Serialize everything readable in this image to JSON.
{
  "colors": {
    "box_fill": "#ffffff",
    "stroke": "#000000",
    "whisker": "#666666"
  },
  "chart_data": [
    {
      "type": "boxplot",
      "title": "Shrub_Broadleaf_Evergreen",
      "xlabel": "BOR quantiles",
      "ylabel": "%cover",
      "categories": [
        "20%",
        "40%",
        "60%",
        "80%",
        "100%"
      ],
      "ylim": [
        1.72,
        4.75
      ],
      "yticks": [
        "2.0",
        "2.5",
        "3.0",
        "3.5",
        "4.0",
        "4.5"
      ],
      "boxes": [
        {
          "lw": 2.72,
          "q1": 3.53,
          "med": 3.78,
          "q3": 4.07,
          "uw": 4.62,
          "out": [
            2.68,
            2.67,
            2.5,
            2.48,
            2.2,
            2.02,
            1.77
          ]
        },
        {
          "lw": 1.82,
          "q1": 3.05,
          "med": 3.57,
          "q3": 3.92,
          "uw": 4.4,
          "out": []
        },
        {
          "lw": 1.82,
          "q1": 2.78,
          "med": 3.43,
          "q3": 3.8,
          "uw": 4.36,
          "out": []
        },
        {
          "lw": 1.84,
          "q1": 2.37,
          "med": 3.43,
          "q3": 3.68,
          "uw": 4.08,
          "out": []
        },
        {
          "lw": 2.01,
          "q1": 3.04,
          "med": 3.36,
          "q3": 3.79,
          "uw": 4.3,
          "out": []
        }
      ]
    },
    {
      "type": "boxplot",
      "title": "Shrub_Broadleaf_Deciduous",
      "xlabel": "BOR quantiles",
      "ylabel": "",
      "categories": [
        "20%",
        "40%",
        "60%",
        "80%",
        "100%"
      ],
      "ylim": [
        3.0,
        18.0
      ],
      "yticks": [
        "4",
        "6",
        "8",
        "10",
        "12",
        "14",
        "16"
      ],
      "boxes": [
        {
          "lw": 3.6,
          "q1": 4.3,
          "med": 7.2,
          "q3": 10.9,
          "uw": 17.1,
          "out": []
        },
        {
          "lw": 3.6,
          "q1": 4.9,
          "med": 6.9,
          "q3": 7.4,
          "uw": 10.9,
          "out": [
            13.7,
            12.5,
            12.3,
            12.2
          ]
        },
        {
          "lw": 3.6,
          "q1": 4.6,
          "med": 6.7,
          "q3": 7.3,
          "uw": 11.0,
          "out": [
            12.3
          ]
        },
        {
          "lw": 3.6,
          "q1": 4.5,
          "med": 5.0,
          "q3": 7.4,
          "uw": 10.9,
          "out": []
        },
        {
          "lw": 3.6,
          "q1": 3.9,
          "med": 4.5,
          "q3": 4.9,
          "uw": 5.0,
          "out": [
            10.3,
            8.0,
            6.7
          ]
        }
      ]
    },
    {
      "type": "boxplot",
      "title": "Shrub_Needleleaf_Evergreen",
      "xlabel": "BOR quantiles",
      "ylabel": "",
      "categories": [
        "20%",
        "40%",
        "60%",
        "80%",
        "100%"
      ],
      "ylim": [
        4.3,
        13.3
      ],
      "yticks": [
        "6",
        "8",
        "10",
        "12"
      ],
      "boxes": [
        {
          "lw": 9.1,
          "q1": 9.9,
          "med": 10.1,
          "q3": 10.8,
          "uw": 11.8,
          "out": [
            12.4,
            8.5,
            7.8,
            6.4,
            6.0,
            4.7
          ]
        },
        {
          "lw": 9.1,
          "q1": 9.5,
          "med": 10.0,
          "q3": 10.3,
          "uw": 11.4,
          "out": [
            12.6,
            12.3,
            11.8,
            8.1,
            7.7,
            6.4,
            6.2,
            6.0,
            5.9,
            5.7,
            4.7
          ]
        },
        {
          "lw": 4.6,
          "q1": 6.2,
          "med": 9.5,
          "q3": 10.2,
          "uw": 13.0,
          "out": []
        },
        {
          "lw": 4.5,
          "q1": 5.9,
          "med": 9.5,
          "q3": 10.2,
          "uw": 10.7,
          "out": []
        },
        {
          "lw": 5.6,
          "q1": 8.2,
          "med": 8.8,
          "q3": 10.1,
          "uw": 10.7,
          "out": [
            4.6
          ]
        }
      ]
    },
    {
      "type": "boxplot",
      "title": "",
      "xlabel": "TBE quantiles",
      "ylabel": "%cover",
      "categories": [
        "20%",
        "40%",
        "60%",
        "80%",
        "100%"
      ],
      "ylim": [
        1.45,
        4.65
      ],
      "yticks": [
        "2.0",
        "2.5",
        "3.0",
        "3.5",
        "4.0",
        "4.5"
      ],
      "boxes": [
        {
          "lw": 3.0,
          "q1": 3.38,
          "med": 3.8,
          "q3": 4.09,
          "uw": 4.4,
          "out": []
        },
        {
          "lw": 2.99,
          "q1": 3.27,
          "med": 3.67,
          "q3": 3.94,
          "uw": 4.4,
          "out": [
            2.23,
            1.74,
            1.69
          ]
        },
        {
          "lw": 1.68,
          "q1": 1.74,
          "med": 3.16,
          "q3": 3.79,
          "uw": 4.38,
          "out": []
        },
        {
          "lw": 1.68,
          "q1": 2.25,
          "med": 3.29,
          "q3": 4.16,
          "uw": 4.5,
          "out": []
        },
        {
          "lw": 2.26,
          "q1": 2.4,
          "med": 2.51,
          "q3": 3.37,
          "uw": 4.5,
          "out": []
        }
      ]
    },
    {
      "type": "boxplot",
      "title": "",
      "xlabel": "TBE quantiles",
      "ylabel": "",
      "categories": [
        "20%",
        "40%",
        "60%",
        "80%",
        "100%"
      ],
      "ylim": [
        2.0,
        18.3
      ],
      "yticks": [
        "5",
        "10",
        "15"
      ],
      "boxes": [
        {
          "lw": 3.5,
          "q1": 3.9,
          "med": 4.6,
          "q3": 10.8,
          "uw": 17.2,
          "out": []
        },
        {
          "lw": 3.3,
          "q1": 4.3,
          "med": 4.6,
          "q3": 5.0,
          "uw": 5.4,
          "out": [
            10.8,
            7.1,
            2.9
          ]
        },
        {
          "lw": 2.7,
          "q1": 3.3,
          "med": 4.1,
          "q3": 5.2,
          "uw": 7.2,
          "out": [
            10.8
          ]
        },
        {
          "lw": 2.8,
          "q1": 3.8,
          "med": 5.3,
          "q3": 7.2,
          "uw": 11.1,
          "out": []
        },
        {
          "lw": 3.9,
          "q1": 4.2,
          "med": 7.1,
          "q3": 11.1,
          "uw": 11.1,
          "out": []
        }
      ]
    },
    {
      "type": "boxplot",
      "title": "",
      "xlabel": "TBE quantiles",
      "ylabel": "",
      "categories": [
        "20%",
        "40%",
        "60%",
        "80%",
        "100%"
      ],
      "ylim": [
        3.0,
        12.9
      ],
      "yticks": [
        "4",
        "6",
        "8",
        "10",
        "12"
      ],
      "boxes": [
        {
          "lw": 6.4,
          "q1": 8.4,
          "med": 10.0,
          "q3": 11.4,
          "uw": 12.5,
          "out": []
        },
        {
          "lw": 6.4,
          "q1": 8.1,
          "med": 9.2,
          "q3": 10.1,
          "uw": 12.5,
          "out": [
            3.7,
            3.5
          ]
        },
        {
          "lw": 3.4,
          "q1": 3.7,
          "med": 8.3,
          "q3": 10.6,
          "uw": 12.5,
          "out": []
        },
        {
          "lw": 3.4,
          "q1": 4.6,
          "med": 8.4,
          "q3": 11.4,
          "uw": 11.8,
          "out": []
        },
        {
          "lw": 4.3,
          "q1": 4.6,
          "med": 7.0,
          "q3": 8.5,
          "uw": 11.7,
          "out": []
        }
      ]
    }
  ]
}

##########

TASK DETAILS: Repeat the material word for word, in full.

CORRECT RESPONSE:
Serialize everything readable in this image to JSON.
{
  "colors": {
    "box_fill": "#ffffff",
    "stroke": "#000000",
    "whisker": "#666666"
  },
  "chart_data": [
    {
      "type": "boxplot",
      "title": "Shrub_Broadleaf_Evergreen",
      "xlabel": "BOR quantiles",
      "ylabel": "%cover",
      "categories": [
        "20%",
        "40%",
        "60%",
        "80%",
        "100%"
      ],
      "ylim": [
        1.72,
        4.75
      ],
      "yticks": [
        "2.0",
        "2.5",
        "3.0",
        "3.5",
        "4.0",
        "4.5"
      ],
      "boxes": [
        {
          "lw": 2.72,
          "q1": 3.53,
          "med": 3.78,
          "q3": 4.07,
          "uw": 4.62,
          "out": [
            2.68,
            2.67,
            2.5,
            2.48,
            2.2,
            2.02,
            1.77
          ]
        },
        {
          "lw": 1.82,
          "q1": 3.05,
          "med": 3.57,
          "q3": 3.92,
          "uw": 4.4,
          "out": []
        },
        {
          "lw": 1.82,
          "q1": 2.78,
          "med": 3.43,
          "q3": 3.8,
          "uw": 4.36,
          "out": []
        },
        {
          "lw": 1.84,
          "q1": 2.37,
          "med": 3.43,
          "q3": 3.68,
          "uw": 4.08,
          "out": []
        },
        {
          "lw": 2.01,
          "q1": 3.04,
          "med": 3.36,
          "q3": 3.79,
          "uw": 4.3,
          "out": []
        }
      ]
    },
    {
      "type": "boxplot",
      "title": "Shrub_Broadleaf_Deciduous",
      "xlabel": "BOR quantiles",
      "ylabel": "",
      "categories": [
        "20%",
        "40%",
        "60%",
        "80%",
        "100%"
      ],
      "ylim": [
        3.0,
        18.0
      ],
      "yticks": [
        "4",
        "6",
        "8",
        "10",
        "12",
        "14",
        "16"
      ],
      "boxes": [
        {
          "lw": 3.6,
          "q1": 4.3,
          "med": 7.2,
          "q3": 10.9,
          "uw": 17.1,
          "out": []
        },
        {
          "lw": 3.6,
          "q1": 4.9,
          "med": 6.9,
          "q3": 7.4,
          "uw": 10.9,
          "out": [
            13.7,
            12.5,
            12.3,
            12.2
          ]
        },
        {
          "lw": 3.6,
          "q1": 4.6,
          "med": 6.7,
          "q3": 7.3,
          "uw": 11.0,
          "out": [
            12.3
          ]
        },
        {
          "lw": 3.6,
          "q1": 4.5,
          "med": 5.0,
          "q3": 7.4,
          "uw": 10.9,
          "out": []
        },
        {
          "lw": 3.6,
          "q1": 3.9,
          "med": 4.5,
          "q3": 4.9,
          "uw": 5.0,
          "out": [
            10.3,
            8.0,
            6.7
          ]
        }
      ]
    },
    {
      "type": "boxplot",
      "title": "Shrub_Needleleaf_Evergreen",
      "xlabel": "BOR quantiles",
      "ylabel": "",
      "categories": [
        "20%",
        "40%",
        "60%",
        "80%",
        "100%"
      ],
      "ylim": [
        4.3,
        13.3
      ],
      "yticks": [
        "6",
        "8",
        "10",
        "12"
      ],
      "boxes": [
        {
          "lw": 9.1,
          "q1": 9.9,
          "med": 10.1,
          "q3": 10.8,
          "uw": 11.8,
          "out": [
            12.4,
            8.5,
            7.8,
            6.4,
            6.0,
            4.7
          ]
        },
        {
          "lw": 9.1,
          "q1": 9.5,
          "med": 10.0,
          "q3": 10.3,
          "uw": 11.4,
          "out": [
            12.6,
            12.3,
            11.8,
            8.1,
            7.7,
            6.4,
            6.2,
            6.0,
            5.9,
            5.7,
            4.7
          ]
        },
        {
          "lw": 4.6,
          "q1": 6.2,
          "med": 9.5,
          "q3": 10.2,
          "uw": 13.0,
          "out": []
        },
        {
          "lw": 4.5,
          "q1": 5.9,
          "med": 9.5,
          "q3": 10.2,
          "uw": 10.7,
          "out": []
        },
        {
          "lw": 5.6,
          "q1": 8.2,
          "med": 8.8,
          "q3": 10.1,
          "uw": 10.7,
          "out": [
            4.6
          ]
        }
      ]
    },
    {
      "type": "boxplot",
      "title": "",
      "xlabel": "TBE quantiles",
      "ylabel": "%cover",
      "categories": [
        "20%",
        "40%",
        "60%",
        "80%",
        "100%"
      ],
      "ylim": [
        1.45,
        4.65
      ],
      "yticks": [
        "2.0",
        "2.5",
        "3.0",
        "3.5",
        "4.0",
        "4.5"
      ],
      "boxes": [
        {
          "lw": 3.0,
          "q1": 3.38,
          "med": 3.8,
          "q3": 4.09,
          "uw": 4.4,
          "out": []
        },
        {
          "lw": 2.99,
          "q1": 3.27,
          "med": 3.67,
          "q3": 3.94,
          "uw": 4.4,
          "out": [
            2.23,
            1.74,
            1.69
          ]
        },
        {
          "lw": 1.68,
          "q1": 1.74,
          "med": 3.16,
          "q3": 3.79,
          "uw": 4.38,
          "out": []
        },
        {
          "lw": 1.68,
          "q1": 2.25,
          "med": 3.29,
          "q3": 4.16,
          "uw": 4.5,
          "out": []
        },
        {
          "lw": 2.26,
          "q1": 2.4,
          "med": 2.51,
          "q3": 3.37,
          "uw": 4.5,
          "out": []
        }
      ]
    },
    {
      "type": "boxplot",
      "title": "",
      "xlabel": "TBE quantiles",
      "ylabel": "",
      "categories": [
        "20%",
        "40%",
        "60%",
        "80%",
        "100%"
      ],
      "ylim": [
        2.0,
        18.3
      ],
      "yticks": [
        "5",
        "10",
        "15"
      ],
      "boxes": [
        {
          "lw": 3.5,
          "q1": 3.9,
          "med": 4.6,
          "q3": 10.8,
          "uw": 17.2,
          "out": []
        },
        {
          "lw": 3.3,
          "q1": 4.3,
          "med": 4.6,
          "q3": 5.0,
          "uw": 5.4,
          "out": [
            10.8,
            7.1,
            2.9
          ]
        },
        {
          "lw": 2.7,
          "q1": 3.3,
          "med": 4.1,
          "q3": 5.2,
          "uw": 7.2,
          "out": [
            10.8
          ]
        },
        {
          "lw": 2.8,
          "q1": 3.8,
          "med": 5.3,
          "q3": 7.2,
          "uw": 11.1,
          "out": []
        },
        {
          "lw": 3.9,
          "q1": 4.2,
          "med": 7.1,
          "q3": 11.1,
          "uw": 11.1,
          "out": []
        }
      ]
    },
    {
      "type": "boxplot",
      "title": "",
      "xlabel": "TBE quantiles",
      "ylabel": "",
      "categories": [
        "20%",
        "40%",
        "60%",
        "80%",
        "100%"
      ],
      "ylim": [
        3.0,
        12.9
      ],
      "yticks": [
        "4",
        "6",
        "8",
        "10",
        "12"
      ],
      "boxes": [
        {
          "lw": 6.4,
          "q1": 8.4,
          "med": 10.0,
          "q3": 11.4,
          "uw": 12.5,
          "out": []
        },
        {
          "lw": 6.4,
          "q1": 8.1,
          "med": 9.2,
          "q3": 10.1,
          "uw": 12.5,
          "out": [
            3.7,
            3.5
          ]
        },
        {
          "lw": 3.4,
          "q1": 3.7,
          "med": 8.3,
          "q3": 10.6,
          "uw": 12.5,
          "out": []
        },
        {
          "lw": 3.4,
          "q1": 4.6,
          "med": 8.4,
          "q3": 11.4,
          "uw": 11.8,
          "out": []
        },
        {
          "lw": 4.3,
          "q1": 4.6,
          "med": 7.0,
          "q3": 8.5,
          "uw": 11.7,
          "out": []
        }
      ]
    }
  ]
}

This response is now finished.